## Given passage
··········

Yellow areas correspond to processing small objects; blue areas to big objects. TALIA KONKLE AND AUDE OLIVA, MIT.

The brain sees a qualitative difference between “small” objects—ones we usually pick up, such as paperclips or strawberries—and “large” objects—ones we use our bodies to interact with, such as chairs or cars. While researchers have previously identified brain regions that recognize specific objects like faces and letters, this discovery, published yesterday (June 21) in Neuron, is one of the first documented “rules” about how people interpret the world around them.

“This paper stands out in that it found a very large-scale organization that covers just about all the parts of the visual cortex that are responsive to shape of any kind,” said visual neuroscientist Ed Connor, director of the Zanvyl Krieger Mind/Brain Institute at Johns Hopkins University who was not involved in the study. “Instead of a finding of a small...

Talia Konkle and Aude Oliva at the Massachusetts Institute of Technology’s Department of Brain and Cognitive Sciences used fMRI to image participants’ brains as they were shown pictures of objects categorized as either big or small. The objects were all presented as the same size so that the amount of space an image takes up in the eye was not a factor, only the brain’s perception of the real-world object.

They found that a broad region of the brain lights up as people view the objects, but depending on the size of the object, some parts were more active than others. The parts of the brain that responded to large object overlapped with regions known to be active when identifying spaces, such as streets or elevators, while small object areas were close to regions that process information on tools. Oliva said this agrees with the original premise they wanted to test: Does the brain organize shapes based on whether they are an object or a space? In other words, is it something we use with our hands or something we interact within?

“It suggests you don’t have a dichotomy between an object like a chair and a space like an elevator,” said Oliva. “In both cases you put your body in it, you go towards it, you interact with it.”

··········

## Work to complete
(a) In the article about how the brain tells big objects from small ones, why were all the objects shown to participants at the same size? Answer in one to three sentences.
(b) Pick up the article about how the brain sorts big and small objects after its final sentence, and keep writing.

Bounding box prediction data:
··········

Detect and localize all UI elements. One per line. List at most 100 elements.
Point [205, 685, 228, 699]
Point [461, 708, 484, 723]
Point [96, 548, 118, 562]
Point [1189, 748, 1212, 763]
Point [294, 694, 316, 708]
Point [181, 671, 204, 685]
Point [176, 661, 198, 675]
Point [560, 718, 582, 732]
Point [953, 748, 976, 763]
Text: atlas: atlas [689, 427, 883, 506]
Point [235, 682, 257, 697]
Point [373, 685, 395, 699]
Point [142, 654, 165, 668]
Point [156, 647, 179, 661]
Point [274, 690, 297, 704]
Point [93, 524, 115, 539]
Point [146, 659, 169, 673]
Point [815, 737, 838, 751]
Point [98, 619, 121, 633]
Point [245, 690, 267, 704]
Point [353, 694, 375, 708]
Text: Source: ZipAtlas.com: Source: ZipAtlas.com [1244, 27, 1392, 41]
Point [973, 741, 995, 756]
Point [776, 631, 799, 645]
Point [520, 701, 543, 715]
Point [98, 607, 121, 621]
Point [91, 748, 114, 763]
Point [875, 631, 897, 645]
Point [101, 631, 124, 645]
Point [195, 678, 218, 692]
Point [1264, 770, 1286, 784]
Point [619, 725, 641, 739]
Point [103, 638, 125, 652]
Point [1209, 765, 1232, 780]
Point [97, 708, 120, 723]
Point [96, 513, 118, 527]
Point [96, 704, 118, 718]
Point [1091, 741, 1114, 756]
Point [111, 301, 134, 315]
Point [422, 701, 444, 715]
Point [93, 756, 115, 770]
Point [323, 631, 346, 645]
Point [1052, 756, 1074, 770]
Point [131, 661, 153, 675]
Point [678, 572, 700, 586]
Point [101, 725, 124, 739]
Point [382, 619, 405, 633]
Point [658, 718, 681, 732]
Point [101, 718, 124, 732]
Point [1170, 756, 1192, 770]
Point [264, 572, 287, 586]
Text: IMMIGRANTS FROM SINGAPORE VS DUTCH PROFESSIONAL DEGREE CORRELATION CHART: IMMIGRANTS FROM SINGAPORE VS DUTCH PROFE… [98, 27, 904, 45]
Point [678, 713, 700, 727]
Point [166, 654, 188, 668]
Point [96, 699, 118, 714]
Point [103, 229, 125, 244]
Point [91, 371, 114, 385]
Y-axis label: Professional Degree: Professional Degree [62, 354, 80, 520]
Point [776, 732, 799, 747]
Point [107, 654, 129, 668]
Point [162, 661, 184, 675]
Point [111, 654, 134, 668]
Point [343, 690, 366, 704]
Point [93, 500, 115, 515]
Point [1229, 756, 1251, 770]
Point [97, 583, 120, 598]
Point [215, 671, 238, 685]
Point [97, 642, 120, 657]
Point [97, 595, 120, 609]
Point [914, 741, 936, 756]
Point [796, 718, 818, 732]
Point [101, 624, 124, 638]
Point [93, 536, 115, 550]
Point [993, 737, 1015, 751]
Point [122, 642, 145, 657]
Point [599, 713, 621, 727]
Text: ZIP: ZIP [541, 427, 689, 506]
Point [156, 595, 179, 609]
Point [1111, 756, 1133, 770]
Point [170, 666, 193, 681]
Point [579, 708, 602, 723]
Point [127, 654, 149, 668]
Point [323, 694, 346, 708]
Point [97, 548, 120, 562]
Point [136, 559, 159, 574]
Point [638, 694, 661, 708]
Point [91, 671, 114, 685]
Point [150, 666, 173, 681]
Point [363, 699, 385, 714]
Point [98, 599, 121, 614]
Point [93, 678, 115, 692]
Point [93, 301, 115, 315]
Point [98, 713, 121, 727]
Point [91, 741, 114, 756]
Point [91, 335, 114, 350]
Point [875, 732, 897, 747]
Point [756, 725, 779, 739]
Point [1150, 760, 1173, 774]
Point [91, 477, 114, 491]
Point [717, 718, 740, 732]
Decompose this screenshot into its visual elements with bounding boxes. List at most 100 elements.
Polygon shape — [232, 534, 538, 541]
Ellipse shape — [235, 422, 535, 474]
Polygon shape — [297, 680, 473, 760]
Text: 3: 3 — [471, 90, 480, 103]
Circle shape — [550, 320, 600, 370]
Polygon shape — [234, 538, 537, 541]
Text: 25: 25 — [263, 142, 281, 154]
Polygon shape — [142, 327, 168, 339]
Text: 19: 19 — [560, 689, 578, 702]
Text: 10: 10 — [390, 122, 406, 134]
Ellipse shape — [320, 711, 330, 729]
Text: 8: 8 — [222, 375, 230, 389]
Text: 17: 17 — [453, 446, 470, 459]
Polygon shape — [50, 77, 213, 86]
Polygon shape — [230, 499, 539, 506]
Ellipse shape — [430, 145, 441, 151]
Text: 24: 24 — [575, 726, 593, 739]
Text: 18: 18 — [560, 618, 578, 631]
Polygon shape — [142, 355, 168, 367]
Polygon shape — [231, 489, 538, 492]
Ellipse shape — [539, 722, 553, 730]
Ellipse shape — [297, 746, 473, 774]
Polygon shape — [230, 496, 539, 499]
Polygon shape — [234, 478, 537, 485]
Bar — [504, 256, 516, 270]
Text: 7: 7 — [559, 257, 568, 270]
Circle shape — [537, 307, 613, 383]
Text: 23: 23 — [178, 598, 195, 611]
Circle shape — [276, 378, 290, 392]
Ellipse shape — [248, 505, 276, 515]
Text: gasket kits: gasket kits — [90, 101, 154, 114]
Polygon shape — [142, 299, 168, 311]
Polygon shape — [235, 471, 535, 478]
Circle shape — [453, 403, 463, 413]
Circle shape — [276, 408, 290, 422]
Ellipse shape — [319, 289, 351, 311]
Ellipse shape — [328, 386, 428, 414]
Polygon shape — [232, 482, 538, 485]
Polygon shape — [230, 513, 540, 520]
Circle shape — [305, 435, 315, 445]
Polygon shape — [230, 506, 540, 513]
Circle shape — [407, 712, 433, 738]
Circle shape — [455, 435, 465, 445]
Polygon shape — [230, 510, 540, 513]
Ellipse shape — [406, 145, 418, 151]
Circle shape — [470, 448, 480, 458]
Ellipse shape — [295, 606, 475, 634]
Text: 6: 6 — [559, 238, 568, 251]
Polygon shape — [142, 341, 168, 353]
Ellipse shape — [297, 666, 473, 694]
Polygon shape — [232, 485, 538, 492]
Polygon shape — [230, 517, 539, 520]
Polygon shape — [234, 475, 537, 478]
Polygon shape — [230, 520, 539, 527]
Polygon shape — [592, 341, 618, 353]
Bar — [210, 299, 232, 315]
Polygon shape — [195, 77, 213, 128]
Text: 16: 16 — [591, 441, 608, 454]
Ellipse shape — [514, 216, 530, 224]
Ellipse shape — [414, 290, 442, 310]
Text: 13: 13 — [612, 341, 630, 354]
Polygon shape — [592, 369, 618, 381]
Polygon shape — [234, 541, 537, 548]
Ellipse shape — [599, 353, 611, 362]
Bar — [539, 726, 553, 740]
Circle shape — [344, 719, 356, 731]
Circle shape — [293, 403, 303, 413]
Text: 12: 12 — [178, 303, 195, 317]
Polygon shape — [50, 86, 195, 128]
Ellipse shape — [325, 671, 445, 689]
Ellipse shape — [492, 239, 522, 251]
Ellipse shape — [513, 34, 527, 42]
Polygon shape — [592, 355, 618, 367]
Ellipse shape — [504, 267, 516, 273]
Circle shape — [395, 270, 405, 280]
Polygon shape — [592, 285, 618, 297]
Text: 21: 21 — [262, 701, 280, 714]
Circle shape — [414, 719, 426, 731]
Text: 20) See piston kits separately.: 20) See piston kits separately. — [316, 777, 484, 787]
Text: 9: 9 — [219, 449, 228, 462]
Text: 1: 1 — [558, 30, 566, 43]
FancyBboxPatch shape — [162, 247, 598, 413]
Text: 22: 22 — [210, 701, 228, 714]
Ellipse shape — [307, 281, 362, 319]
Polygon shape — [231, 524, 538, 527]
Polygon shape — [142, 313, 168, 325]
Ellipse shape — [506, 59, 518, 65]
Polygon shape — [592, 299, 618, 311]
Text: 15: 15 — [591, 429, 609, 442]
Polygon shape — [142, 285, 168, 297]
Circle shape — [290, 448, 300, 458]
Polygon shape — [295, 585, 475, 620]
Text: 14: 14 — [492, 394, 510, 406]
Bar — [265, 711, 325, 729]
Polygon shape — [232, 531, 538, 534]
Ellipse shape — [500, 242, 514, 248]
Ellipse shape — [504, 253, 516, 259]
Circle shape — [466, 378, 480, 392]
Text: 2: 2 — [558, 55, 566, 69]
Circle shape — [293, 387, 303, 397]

··········

## List of answers
(a) They were all shown at the same size so that the amount of space an image takes up in the eye would not be a factor. That way, only the brain's sense of the object's real-world size mattered.

(b)
To test the robustness of the division, Konkle and Oliva showed participants images of tiny cars and giant apples, and found that the large object areas of the brain still responded to the cars and the small areas to the apples, suggesting that the relative size of the real world object still held sway over the brain’s activity. The researchers also used participants’ imaginations, by asking them to visualize normal and odd-sized objects, such as a “tiny piano” or “giant peach.” While they did see some slight shifts in the regions activated in this exercise, the brain’s overall organization still categorized objects based on their real-world sizes, showing a preference for reality over abstract concepts.

“It’s not just any organizing principle,” said Connor. “It’s one that immediately resonates as something that could be very important for understanding our interaction with objects.”

That understanding could inform future robotics, Oliva noted. Knowing how the brain defines objects could improve artificial systems like robotic arms that rely on signaling from the brain of a paralyzed person, for example. But to further put the concept to the test, the team is working on what the brains does with medium-sized objects, and Oliva suspects the answer lies in how we use the object.

“If you have a suitcase, are you manipulating it with your hands or is it acting as a landmark because you are going towards it?” said Oliva. “Those are questions we are going to start looking at.”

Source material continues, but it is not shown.